GIVEN PROBLEM. Pick out all lines with the word "text" from the records that follow.

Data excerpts
• • • •

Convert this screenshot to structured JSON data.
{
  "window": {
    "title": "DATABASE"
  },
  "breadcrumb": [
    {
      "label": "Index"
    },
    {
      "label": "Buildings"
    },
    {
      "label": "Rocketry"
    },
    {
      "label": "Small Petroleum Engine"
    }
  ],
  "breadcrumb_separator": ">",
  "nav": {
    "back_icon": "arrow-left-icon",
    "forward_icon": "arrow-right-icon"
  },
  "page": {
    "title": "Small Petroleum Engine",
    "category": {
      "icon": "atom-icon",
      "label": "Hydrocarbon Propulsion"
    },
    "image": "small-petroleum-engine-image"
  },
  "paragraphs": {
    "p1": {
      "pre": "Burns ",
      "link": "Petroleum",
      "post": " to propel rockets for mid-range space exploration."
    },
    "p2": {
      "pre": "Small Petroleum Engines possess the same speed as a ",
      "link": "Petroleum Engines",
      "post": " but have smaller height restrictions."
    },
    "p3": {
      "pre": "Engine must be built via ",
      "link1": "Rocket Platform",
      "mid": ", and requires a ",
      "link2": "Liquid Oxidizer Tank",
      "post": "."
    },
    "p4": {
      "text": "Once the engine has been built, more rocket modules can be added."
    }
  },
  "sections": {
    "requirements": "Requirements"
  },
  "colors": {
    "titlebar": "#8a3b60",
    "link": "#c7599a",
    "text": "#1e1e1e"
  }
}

• • • •

IN RESPONSE.
      "text": "Once the engine has been built, more rocket modules can be added."
    "text": "#1e1e1e"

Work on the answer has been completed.